--- What to work on ---
Output the full listing word for word.

--- Supplied entries ---
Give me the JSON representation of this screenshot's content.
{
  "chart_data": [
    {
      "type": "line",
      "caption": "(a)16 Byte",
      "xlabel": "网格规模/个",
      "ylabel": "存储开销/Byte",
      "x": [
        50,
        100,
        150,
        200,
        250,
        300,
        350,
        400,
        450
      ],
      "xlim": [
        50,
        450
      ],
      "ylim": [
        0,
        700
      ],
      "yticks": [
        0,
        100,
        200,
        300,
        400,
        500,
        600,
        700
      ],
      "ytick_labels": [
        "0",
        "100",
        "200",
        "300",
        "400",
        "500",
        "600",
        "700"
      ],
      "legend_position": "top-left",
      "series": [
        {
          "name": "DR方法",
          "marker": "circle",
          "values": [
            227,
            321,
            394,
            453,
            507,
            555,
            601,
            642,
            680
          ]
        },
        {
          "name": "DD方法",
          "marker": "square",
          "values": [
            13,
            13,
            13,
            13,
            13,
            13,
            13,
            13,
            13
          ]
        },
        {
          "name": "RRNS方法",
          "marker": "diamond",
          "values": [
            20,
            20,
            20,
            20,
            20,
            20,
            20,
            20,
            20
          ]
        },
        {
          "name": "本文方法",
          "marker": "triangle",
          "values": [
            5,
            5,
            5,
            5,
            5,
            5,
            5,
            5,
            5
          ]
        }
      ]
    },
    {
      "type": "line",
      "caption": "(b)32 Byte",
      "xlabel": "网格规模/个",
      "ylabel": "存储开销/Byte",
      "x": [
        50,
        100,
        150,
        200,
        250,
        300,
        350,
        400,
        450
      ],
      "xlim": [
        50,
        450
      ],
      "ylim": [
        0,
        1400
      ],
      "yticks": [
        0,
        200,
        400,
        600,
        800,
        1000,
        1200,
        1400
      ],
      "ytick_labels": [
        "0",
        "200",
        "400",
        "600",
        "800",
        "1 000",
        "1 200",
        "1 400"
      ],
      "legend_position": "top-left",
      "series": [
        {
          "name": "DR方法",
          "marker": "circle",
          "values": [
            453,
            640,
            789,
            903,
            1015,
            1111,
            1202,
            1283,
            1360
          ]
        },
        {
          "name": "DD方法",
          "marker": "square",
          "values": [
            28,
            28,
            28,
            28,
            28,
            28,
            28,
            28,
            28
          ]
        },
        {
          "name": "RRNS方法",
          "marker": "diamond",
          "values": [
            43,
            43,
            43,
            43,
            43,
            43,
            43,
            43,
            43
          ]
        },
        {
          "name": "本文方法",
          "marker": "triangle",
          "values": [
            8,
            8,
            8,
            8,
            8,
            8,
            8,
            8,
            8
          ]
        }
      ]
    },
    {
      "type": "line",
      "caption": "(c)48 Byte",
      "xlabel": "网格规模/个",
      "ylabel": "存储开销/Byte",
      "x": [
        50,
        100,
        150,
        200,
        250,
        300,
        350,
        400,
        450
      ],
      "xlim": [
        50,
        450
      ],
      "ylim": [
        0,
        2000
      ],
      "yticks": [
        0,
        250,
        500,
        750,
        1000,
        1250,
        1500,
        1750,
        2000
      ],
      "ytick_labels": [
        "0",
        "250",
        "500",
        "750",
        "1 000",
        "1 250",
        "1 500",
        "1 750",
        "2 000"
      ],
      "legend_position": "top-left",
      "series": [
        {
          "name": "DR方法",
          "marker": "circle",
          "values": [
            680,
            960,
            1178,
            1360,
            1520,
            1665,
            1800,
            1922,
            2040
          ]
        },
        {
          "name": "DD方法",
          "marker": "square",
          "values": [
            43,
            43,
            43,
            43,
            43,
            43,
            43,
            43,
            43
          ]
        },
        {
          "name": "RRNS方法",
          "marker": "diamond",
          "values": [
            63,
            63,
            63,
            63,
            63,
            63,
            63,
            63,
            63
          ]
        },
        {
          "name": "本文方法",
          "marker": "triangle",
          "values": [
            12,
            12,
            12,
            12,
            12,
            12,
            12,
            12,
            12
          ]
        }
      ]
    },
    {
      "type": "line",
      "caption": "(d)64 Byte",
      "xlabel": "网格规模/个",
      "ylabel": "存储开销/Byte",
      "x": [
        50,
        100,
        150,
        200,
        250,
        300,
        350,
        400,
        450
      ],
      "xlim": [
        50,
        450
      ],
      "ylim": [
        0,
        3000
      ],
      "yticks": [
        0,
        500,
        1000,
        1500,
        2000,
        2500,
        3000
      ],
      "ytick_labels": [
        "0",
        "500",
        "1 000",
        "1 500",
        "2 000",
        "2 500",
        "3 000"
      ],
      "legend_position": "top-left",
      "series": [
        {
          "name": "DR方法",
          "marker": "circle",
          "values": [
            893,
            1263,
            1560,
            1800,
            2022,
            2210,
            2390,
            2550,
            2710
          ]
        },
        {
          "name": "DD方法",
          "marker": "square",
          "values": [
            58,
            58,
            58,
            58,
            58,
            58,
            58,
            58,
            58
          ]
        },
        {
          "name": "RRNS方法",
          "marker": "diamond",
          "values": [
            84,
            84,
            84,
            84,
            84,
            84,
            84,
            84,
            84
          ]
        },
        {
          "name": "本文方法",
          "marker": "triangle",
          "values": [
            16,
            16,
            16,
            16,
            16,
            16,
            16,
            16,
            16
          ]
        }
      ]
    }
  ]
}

--- Answer for the task ---
Give me the JSON representation of this screenshot's content.
{
  "chart_data": [
    {
      "type": "line",
      "caption": "(a)16 Byte",
      "xlabel": "网格规模/个",
      "ylabel": "存储开销/Byte",
      "x": [
        50,
        100,
        150,
        200,
        250,
        300,
        350,
        400,
        450
      ],
      "xlim": [
        50,
        450
      ],
      "ylim": [
        0,
        700
      ],
      "yticks": [
        0,
        100,
        200,
        300,
        400,
        500,
        600,
        700
      ],
      "ytick_labels": [
        "0",
        "100",
        "200",
        "300",
        "400",
        "500",
        "600",
        "700"
      ],
      "legend_position": "top-left",
      "series": [
        {
          "name": "DR方法",
          "marker": "circle",
          "values": [
            227,
            321,
            394,
            453,
            507,
            555,
            601,
            642,
            680
          ]
        },
        {
          "name": "DD方法",
          "marker": "square",
          "values": [
            13,
            13,
            13,
            13,
            13,
            13,
            13,
            13,
            13
          ]
        },
        {
          "name": "RRNS方法",
          "marker": "diamond",
          "values": [
            20,
            20,
            20,
            20,
            20,
            20,
            20,
            20,
            20
          ]
        },
        {
          "name": "本文方法",
          "marker": "triangle",
          "values": [
            5,
            5,
            5,
            5,
            5,
            5,
            5,
            5,
            5
          ]
        }
      ]
    },
    {
      "type": "line",
      "caption": "(b)32 Byte",
      "xlabel": "网格规模/个",
      "ylabel": "存储开销/Byte",
      "x": [
        50,
        100,
        150,
        200,
        250,
        300,
        350,
        400,
        450
      ],
      "xlim": [
        50,
        450
      ],
      "ylim": [
        0,
        1400
      ],
      "yticks": [
        0,
        200,
        400,
        600,
        800,
        1000,
        1200,
        1400
      ],
      "ytick_labels": [
        "0",
        "200",
        "400",
        "600",
        "800",
        "1 000",
        "1 200",
        "1 400"
      ],
      "legend_position": "top-left",
      "series": [
        {
          "name": "DR方法",
          "marker": "circle",
          "values": [
            453,
            640,
            789,
            903,
            1015,
            1111,
            1202,
            1283,
            1360
          ]
        },
        {
          "name": "DD方法",
          "marker": "square",
          "values": [
            28,
            28,
            28,
            28,
            28,
            28,
            28,
            28,
            28
          ]
        },
        {
          "name": "RRNS方法",
          "marker": "diamond",
          "values": [
            43,
            43,
            43,
            43,
            43,
            43,
            43,
            43,
            43
          ]
        },
        {
          "name": "本文方法",
          "marker": "triangle",
          "values": [
            8,
            8,
            8,
            8,
            8,
            8,
            8,
            8,
            8
          ]
        }
      ]
    },
    {
      "type": "line",
      "caption": "(c)48 Byte",
      "xlabel": "网格规模/个",
      "ylabel": "存储开销/Byte",
      "x": [
        50,
        100,
        150,
        200,
        250,
        300,
        350,
        400,
        450
      ],
      "xlim": [
        50,
        450
      ],
      "ylim": [
        0,
        2000
      ],
      "yticks": [
        0,
        250,
        500,
        750,
        1000,
        1250,
        1500,
        1750,
        2000
      ],
      "ytick_labels": [
        "0",
        "250",
        "500",
        "750",
        "1 000",
        "1 250",
        "1 500",
        "1 750",
        "2 000"
      ],
      "legend_position": "top-left",
      "series": [
        {
          "name": "DR方法",
          "marker": "circle",
          "values": [
            680,
            960,
            1178,
            1360,
            1520,
            1665,
            1800,
            1922,
            2040
          ]
        },
        {
          "name": "DD方法",
          "marker": "square",
          "values": [
            43,
            43,
            43,
            43,
            43,
            43,
            43,
            43,
            43
          ]
        },
        {
          "name": "RRNS方法",
          "marker": "diamond",
          "values": [
            63,
            63,
            63,
            63,
            63,
            63,
            63,
            63,
            63
          ]
        },
        {
          "name": "本文方法",
          "marker": "triangle",
          "values": [
            12,
            12,
            12,
            12,
            12,
            12,
            12,
            12,
            12
          ]
        }
      ]
    },
    {
      "type": "line",
      "caption": "(d)64 Byte",
      "xlabel": "网格规模/个",
      "ylabel": "存储开销/Byte",
      "x": [
        50,
        100,
        150,
        200,
        250,
        300,
        350,
        400,
        450
      ],
      "xlim": [
        50,
        450
      ],
      "ylim": [
        0,
        3000
      ],
      "yticks": [
        0,
        500,
        1000,
        1500,
        2000,
        2500,
        3000
      ],
      "ytick_labels": [
        "0",
        "500",
        "1 000",
        "1 500",
        "2 000",
        "2 500",
        "3 000"
      ],
      "legend_position": "top-left",
      "series": [
        {
          "name": "DR方法",
          "marker": "circle",
          "values": [
            893,
            1263,
            1560,
            1800,
            2022,
            2210,
            2390,
            2550,
            2710
          ]
        },
        {
          "name": "DD方法",
          "marker": "square",
          "values": [
            58,
            58,
            58,
            58,
            58,
            58,
            58,
            58,
            58
          ]
        },
        {
          "name": "RRNS方法",
          "marker": "diamond",
          "values": [
            84,
            84,
            84,
            84,
            84,
            84,
            84,
            84,
            84
          ]
        },
        {
          "name": "本文方法",
          "marker": "triangle",
          "values": [
            16,
            16,
            16,
            16,
            16,
            16,
            16,
            16,
            16
          ]
        }
      ]
    }
  ]
}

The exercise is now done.